■ Exercise goal
Print each of the entries exactly, leaving nothing out.

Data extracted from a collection
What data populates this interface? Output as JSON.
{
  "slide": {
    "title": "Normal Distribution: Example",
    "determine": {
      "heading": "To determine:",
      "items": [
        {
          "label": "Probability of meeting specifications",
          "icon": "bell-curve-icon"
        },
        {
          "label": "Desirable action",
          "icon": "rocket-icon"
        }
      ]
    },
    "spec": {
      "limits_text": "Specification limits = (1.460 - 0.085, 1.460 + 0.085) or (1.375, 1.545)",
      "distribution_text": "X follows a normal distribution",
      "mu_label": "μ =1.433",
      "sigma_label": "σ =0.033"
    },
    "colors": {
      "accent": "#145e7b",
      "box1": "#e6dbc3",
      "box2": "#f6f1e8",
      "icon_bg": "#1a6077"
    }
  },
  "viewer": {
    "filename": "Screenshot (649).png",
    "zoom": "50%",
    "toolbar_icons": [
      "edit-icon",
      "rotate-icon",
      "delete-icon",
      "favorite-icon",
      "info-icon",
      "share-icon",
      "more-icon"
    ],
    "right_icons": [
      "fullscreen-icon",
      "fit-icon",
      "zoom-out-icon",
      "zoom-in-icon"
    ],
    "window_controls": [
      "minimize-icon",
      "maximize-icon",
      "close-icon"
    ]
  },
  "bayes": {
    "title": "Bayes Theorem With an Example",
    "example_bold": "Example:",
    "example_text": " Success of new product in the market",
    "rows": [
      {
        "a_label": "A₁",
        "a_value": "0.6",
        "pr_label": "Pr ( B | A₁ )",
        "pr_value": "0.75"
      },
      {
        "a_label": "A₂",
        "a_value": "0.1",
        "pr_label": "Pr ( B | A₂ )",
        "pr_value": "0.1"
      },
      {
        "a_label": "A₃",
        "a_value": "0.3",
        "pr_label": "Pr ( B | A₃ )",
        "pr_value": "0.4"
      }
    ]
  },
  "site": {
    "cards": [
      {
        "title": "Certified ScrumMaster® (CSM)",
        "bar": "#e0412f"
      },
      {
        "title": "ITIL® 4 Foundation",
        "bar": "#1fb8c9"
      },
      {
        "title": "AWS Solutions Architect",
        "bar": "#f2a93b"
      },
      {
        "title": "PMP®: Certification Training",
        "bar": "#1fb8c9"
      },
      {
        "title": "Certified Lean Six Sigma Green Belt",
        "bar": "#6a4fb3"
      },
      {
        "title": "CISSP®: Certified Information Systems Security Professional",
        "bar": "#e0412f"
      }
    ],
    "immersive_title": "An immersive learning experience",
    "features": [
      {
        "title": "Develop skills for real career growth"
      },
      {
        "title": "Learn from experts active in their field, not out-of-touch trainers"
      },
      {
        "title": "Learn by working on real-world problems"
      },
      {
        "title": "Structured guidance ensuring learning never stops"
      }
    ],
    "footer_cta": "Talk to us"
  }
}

■ The result
What data populates this interface? Output as JSON.
{
  "slide": {
    "title": "Normal Distribution: Example",
    "determine": {
      "heading": "To determine:",
      "items": [
        {
          "label": "Probability of meeting specifications",
          "icon": "bell-curve-icon"
        },
        {
          "label": "Desirable action",
          "icon": "rocket-icon"
        }
      ]
    },
    "spec": {
      "limits_text": "Specification limits = (1.460 - 0.085, 1.460 + 0.085) or (1.375, 1.545)",
      "distribution_text": "X follows a normal distribution",
      "mu_label": "μ =1.433",
      "sigma_label": "σ =0.033"
    },
    "colors": {
      "accent": "#145e7b",
      "box1": "#e6dbc3",
      "box2": "#f6f1e8",
      "icon_bg": "#1a6077"
    }
  },
  "viewer": {
    "filename": "Screenshot (649).png",
    "zoom": "50%",
    "toolbar_icons": [
      "edit-icon",
      "rotate-icon",
      "delete-icon",
      "favorite-icon",
      "info-icon",
      "share-icon",
      "more-icon"
    ],
    "right_icons": [
      "fullscreen-icon",
      "fit-icon",
      "zoom-out-icon",
      "zoom-in-icon"
    ],
    "window_controls": [
      "minimize-icon",
      "maximize-icon",
      "close-icon"
    ]
  },
  "bayes": {
    "title": "Bayes Theorem With an Example",
    "example_bold": "Example:",
    "example_text": " Success of new product in the market",
    "rows": [
      {
        "a_label": "A₁",
        "a_value": "0.6",
        "pr_label": "Pr ( B | A₁ )",
        "pr_value": "0.75"
      },
      {
        "a_label": "A₂",
        "a_value": "0.1",
        "pr_label": "Pr ( B | A₂ )",
        "pr_value": "0.1"
      },
      {
        "a_label": "A₃",
        "a_value": "0.3",
        "pr_label": "Pr ( B | A₃ )",
        "pr_value": "0.4"
      }
    ]
  },
  "site": {
    "cards": [
      {
        "title": "Certified ScrumMaster® (CSM)",
        "bar": "#e0412f"
      },
      {
        "title": "ITIL® 4 Foundation",
        "bar": "#1fb8c9"
      },
      {
        "title": "AWS Solutions Architect",
        "bar": "#f2a93b"
      },
      {
        "title": "PMP®: Certification Training",
        "bar": "#1fb8c9"
      },
      {
        "title": "Certified Lean Six Sigma Green Belt",
        "bar": "#6a4fb3"
      },
      {
        "title": "CISSP®: Certified Information Systems Security Professional",
        "bar": "#e0412f"
      }
    ],
    "immersive_title": "An immersive learning experience",
    "features": [
      {
        "title": "Develop skills for real career growth"
      },
      {
        "title": "Learn from experts active in their field, not out-of-touch trainers"
      },
      {
        "title": "Learn by working on real-world problems"
      },
      {
        "title": "Structured guidance ensuring learning never stops"
      }
    ],
    "footer_cta": "Talk to us"
  }
}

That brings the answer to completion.